_GOAL OF THE EXERCISE_: From the listing below, pull out all lines with "Institutional" in them.

_Collected data entries_:
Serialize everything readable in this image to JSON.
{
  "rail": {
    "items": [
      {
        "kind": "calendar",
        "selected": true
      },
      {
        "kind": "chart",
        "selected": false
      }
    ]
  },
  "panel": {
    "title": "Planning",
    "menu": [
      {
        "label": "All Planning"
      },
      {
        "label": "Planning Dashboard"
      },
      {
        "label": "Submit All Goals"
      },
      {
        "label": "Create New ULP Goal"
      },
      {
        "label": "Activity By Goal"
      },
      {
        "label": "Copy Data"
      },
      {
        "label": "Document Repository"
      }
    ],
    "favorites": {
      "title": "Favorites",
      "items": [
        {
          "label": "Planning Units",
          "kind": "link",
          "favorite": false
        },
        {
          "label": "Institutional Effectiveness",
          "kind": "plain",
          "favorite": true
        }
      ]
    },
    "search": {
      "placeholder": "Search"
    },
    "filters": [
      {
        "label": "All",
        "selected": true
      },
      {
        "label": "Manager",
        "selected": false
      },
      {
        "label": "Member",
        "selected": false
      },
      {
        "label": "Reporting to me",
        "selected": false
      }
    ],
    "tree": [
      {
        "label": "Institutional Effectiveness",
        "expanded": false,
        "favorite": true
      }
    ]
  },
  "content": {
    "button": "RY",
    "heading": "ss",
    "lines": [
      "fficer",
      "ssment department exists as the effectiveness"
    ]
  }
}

* * *

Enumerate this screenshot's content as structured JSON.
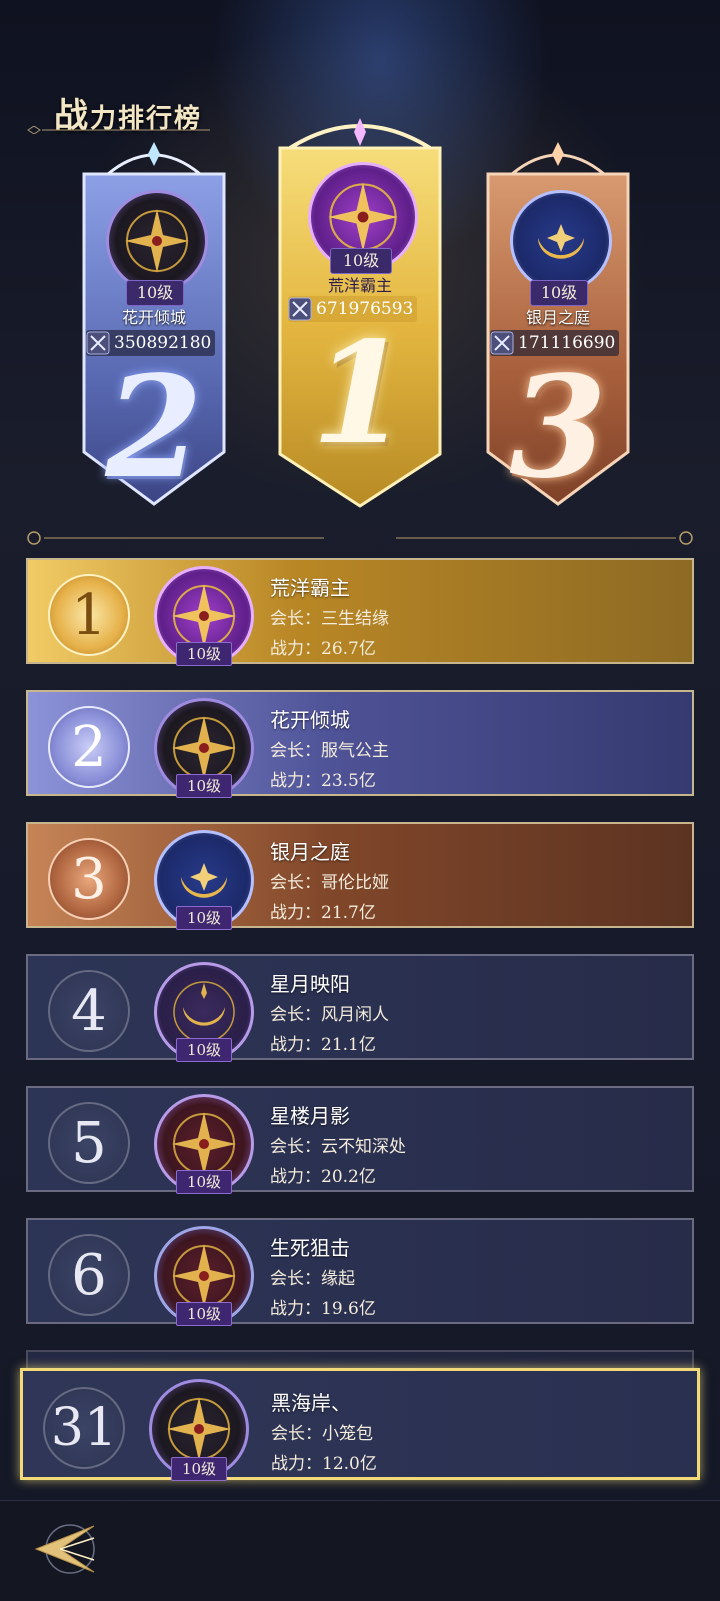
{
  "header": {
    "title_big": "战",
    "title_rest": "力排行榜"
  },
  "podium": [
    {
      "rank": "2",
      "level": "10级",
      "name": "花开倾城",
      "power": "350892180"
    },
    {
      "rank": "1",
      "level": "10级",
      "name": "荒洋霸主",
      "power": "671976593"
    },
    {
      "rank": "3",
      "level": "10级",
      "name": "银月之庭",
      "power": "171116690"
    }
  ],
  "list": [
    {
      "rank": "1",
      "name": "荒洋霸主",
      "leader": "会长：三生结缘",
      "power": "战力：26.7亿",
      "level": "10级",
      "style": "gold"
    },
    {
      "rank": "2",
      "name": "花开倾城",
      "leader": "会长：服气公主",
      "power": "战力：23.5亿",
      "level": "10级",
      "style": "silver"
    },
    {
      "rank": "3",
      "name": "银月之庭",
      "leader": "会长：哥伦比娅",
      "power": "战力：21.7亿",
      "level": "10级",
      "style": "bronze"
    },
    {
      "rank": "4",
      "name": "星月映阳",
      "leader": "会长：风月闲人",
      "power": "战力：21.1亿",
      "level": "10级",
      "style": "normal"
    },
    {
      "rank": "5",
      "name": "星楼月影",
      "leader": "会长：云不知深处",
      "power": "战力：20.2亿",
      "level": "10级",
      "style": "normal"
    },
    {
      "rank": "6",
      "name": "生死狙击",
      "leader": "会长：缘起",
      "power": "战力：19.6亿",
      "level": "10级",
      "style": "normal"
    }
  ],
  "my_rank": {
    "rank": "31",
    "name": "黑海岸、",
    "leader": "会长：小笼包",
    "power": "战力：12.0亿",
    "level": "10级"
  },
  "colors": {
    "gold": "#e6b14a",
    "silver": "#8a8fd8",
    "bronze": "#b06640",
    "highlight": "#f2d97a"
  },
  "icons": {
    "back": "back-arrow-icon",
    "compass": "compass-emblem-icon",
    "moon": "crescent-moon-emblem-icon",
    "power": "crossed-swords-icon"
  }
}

_EXERCISE SOLUTION_:
          "label": "Institutional Effectiveness",
        "label": "Institutional Effectiveness",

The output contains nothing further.